> What needs to be done: Each entry below should be echoed exactly, with pictures omitted.

> Records provided:
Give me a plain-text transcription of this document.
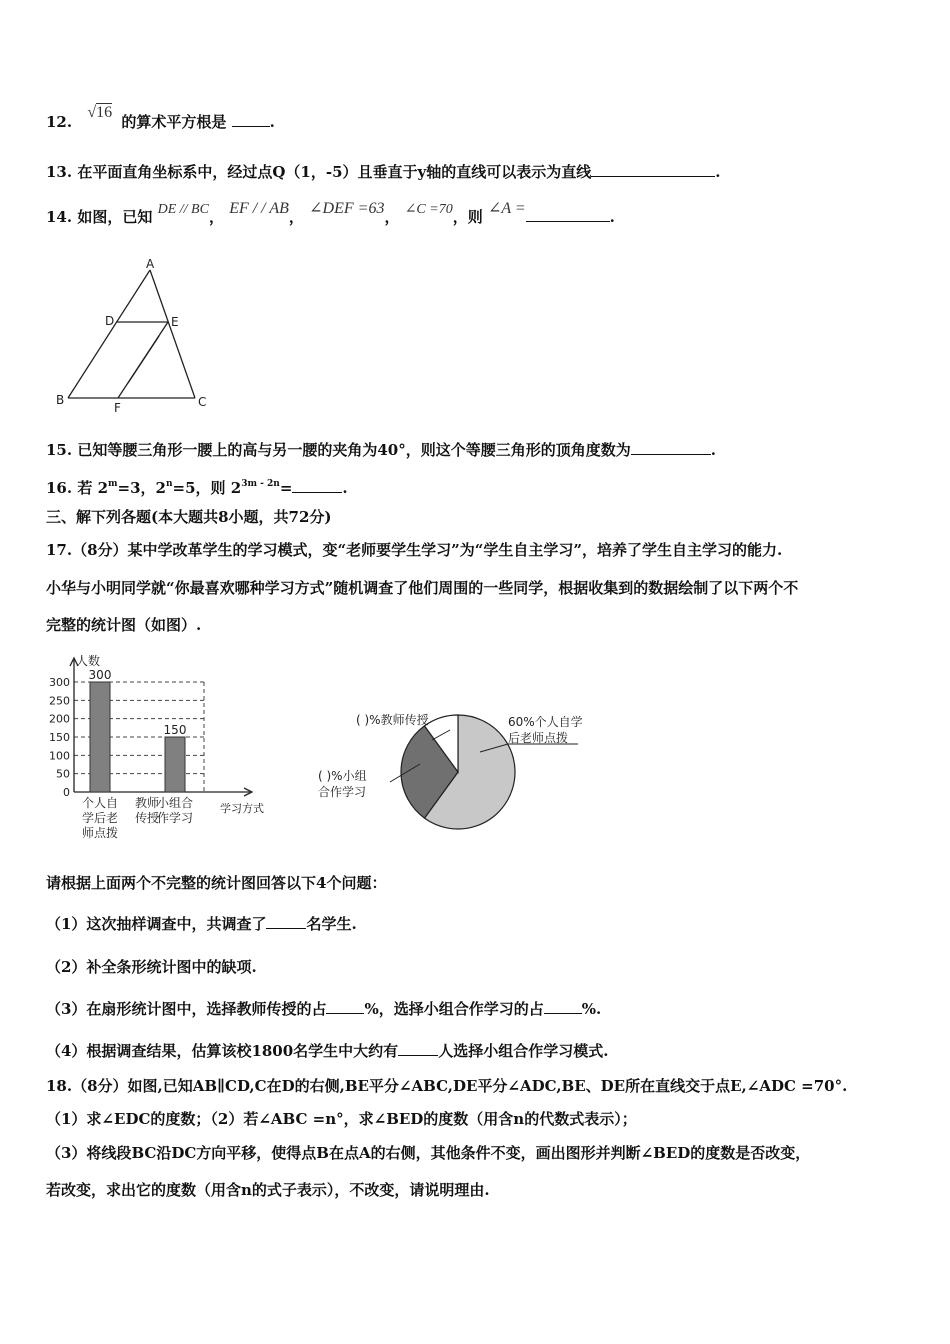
12. √16 的算术平方根是	.
13. 在平面直角坐标系中，经过点Q（1，-5）且垂直于y轴的直线可以表示为直线	.
14. 如图，已知 DE // BC， EF / / AB， ∠DEF =63， ∠C =70，则 ∠A =	.
A
D	E
B	C
F
15. 已知等腰三角形一腰上的高与另一腰的夹角为40°，则这个等腰三角形的顶角度数为	.
16. 若 $2^m=3$，$2^n=5$，则 $2^{3m - 2n}=$	.
三、解下列各题(本大题共8小题，共72分)
17.（8分）某中学改革学生的学习模式，变“老师要学生学习”为“学生自主学习”，培养了学生自主学习的能力.
小华与小明同学就“你最喜欢哪种学习方式”随机调查了他们周围的一些同学，根据收集到的数据绘制了以下两个不
完整的统计图（如图）.
300
250
200
150
100
50
0
人数
学习方式
300
个人自
学后老
师点拨
教师
传授
150
小组合
作学习
60%个人自学
后老师点拨
( )%小组
合作学习
( )%教师传授
请根据上面两个不完整的统计图回答以下4个问题：
（1）这次抽样调查中，共调查了	名学生.
（2）补全条形统计图中的缺项.
（3）在扇形统计图中，选择教师传授的占	%，选择小组合作学习的占	%.
（4）根据调查结果，估算该校1800名学生中大约有	人选择小组合作学习模式.
18.（8分）如图,已知AB∥CD,C在D的右侧,BE平分∠ABC,DE平分∠ADC,BE、DE所在直线交于点E,∠ADC =70°.
（1）求∠EDC的度数；（2）若∠ABC =n°，求∠BED的度数（用含n的代数式表示）；
（3）将线段BC沿DC方向平移，使得点B在点A的右侧，其他条件不变，画出图形并判断∠BED的度数是否改变，
若改变，求出它的度数（用含n的式子表示），不改变，请说明理由.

> Exercise answer:
Give me a plain-text transcription of this document.
12. √16 的算术平方根是	.
13. 在平面直角坐标系中，经过点Q（1，-5）且垂直于y轴的直线可以表示为直线	.
14. 如图，已知 DE // BC， EF / / AB， ∠DEF =63， ∠C =70，则 ∠A =	.
A
D	E
B	C
F
15. 已知等腰三角形一腰上的高与另一腰的夹角为40°，则这个等腰三角形的顶角度数为	.
16. 若 $2^m=3$，$2^n=5$，则 $2^{3m - 2n}=$	.
三、解下列各题(本大题共8小题，共72分)
17.（8分）某中学改革学生的学习模式，变“老师要学生学习”为“学生自主学习”，培养了学生自主学习的能力.
小华与小明同学就“你最喜欢哪种学习方式”随机调查了他们周围的一些同学，根据收集到的数据绘制了以下两个不
完整的统计图（如图）.
300
250
200
150
100
50
0
人数
学习方式
300
个人自
学后老
师点拨
教师
传授
150
小组合
作学习
60%个人自学
后老师点拨
( )%小组
合作学习
( )%教师传授
请根据上面两个不完整的统计图回答以下4个问题：
（1）这次抽样调查中，共调查了	名学生.
（2）补全条形统计图中的缺项.
（3）在扇形统计图中，选择教师传授的占	%，选择小组合作学习的占	%.
（4）根据调查结果，估算该校1800名学生中大约有	人选择小组合作学习模式.
18.（8分）如图,已知AB∥CD,C在D的右侧,BE平分∠ABC,DE平分∠ADC,BE、DE所在直线交于点E,∠ADC =70°.
（1）求∠EDC的度数；（2）若∠ABC =n°，求∠BED的度数（用含n的代数式表示）；
（3）将线段BC沿DC方向平移，使得点B在点A的右侧，其他条件不变，画出图形并判断∠BED的度数是否改变，
若改变，求出它的度数（用含n的式子表示），不改变，请说明理由.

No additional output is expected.